Every entry below must be repeated exactly; skip the pictures.

* BEGIN Data to process *

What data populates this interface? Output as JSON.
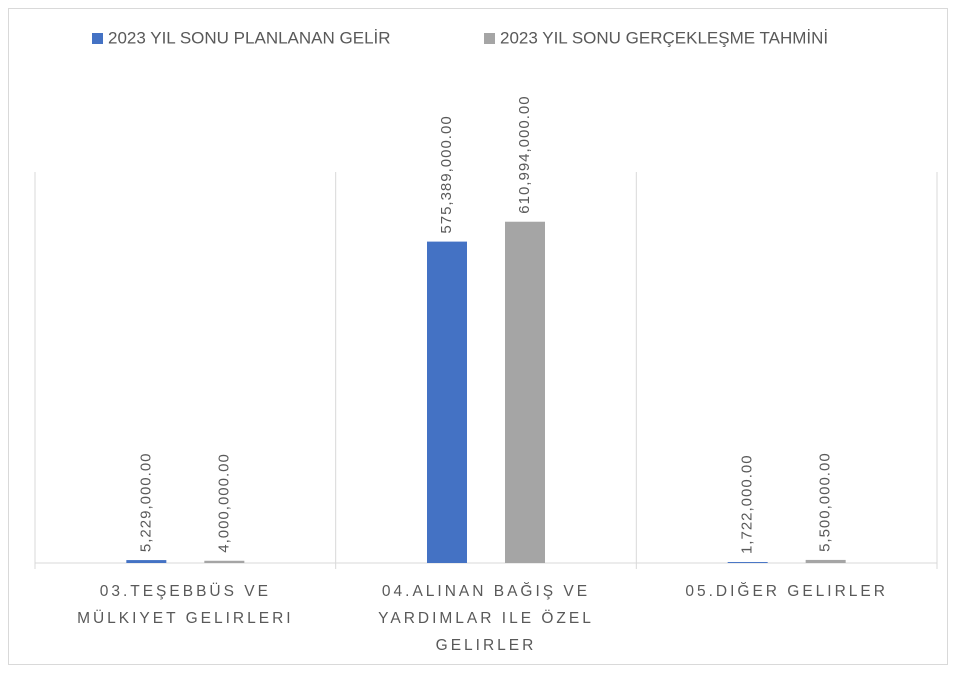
{
  "chart_data": {
    "type": "bar",
    "categories": [
      "03.TEŞEBBÜS VE MÜLKIYET GELIRLERI",
      "04.ALINAN BAĞIŞ VE YARDIMLAR ILE ÖZEL GELIRLER",
      "05.DIĞER GELIRLER"
    ],
    "series": [
      {
        "name": "2023 YIL SONU PLANLANAN GELİR",
        "color": "#4472c4",
        "values": [
          5229000,
          575389000,
          1722000
        ],
        "value_labels": [
          "5,229,000.00",
          "575,389,000.00",
          "1,722,000.00"
        ]
      },
      {
        "name": "2023 YIL SONU GERÇEKLEŞME TAHMİNİ",
        "color": "#a5a5a5",
        "values": [
          4000000,
          610994000,
          5500000
        ],
        "value_labels": [
          "4,000,000.00",
          "610,994,000.00",
          "5,500,000.00"
        ]
      }
    ],
    "ylim": [
      0,
      700000000
    ],
    "legend": "top"
  }
}
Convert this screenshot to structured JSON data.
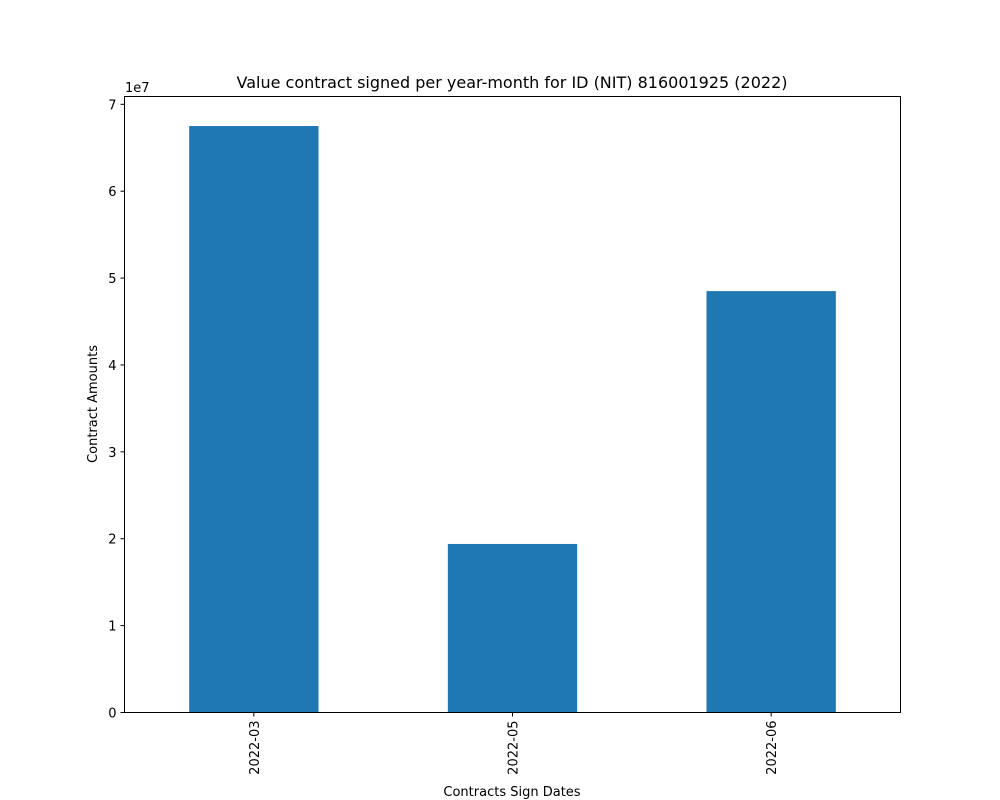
{
  "chart_data": {
    "type": "bar",
    "title": "Value contract signed per year-month for ID (NIT) 816001925 (2022)",
    "xlabel": "Contracts Sign Dates",
    "ylabel": "Contract Amounts",
    "y_offset_label": "1e7",
    "categories": [
      "2022-03",
      "2022-05",
      "2022-06"
    ],
    "values": [
      67500000,
      19400000,
      48500000
    ],
    "ylim": [
      0,
      70900000
    ],
    "yticks": [
      0,
      10000000,
      20000000,
      30000000,
      40000000,
      50000000,
      60000000,
      70000000
    ],
    "ytick_labels": [
      "0",
      "1",
      "2",
      "3",
      "4",
      "5",
      "6",
      "7"
    ],
    "grid": false,
    "bar_color": "#1f77b4"
  }
}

* END Data to process *

**Written response**
What data populates this interface? Output as JSON.
{
  "chart_data": {
    "type": "bar",
    "categories": [
      "03.TEŞEBBÜS VE MÜLKIYET GELIRLERI",
      "04.ALINAN BAĞIŞ VE YARDIMLAR ILE ÖZEL GELIRLER",
      "05.DIĞER GELIRLER"
    ],
    "series": [
      {
        "name": "2023 YIL SONU PLANLANAN GELİR",
        "color": "#4472c4",
        "values": [
          5229000,
          575389000,
          1722000
        ],
        "value_labels": [
          "5,229,000.00",
          "575,389,000.00",
          "1,722,000.00"
        ]
      },
      {
        "name": "2023 YIL SONU GERÇEKLEŞME TAHMİNİ",
        "color": "#a5a5a5",
        "values": [
          4000000,
          610994000,
          5500000
        ],
        "value_labels": [
          "4,000,000.00",
          "610,994,000.00",
          "5,500,000.00"
        ]
      }
    ],
    "ylim": [
      0,
      700000000
    ],
    "legend": "top"
  }
}
Convert this screenshot to structured JSON data.
{
  "chart_data": {
    "type": "bar",
    "title": "Value contract signed per year-month for ID (NIT) 816001925 (2022)",
    "xlabel": "Contracts Sign Dates",
    "ylabel": "Contract Amounts",
    "y_offset_label": "1e7",
    "categories": [
      "2022-03",
      "2022-05",
      "2022-06"
    ],
    "values": [
      67500000,
      19400000,
      48500000
    ],
    "ylim": [
      0,
      70900000
    ],
    "yticks": [
      0,
      10000000,
      20000000,
      30000000,
      40000000,
      50000000,
      60000000,
      70000000
    ],
    "ytick_labels": [
      "0",
      "1",
      "2",
      "3",
      "4",
      "5",
      "6",
      "7"
    ],
    "grid": false,
    "bar_color": "#1f77b4"
  }
}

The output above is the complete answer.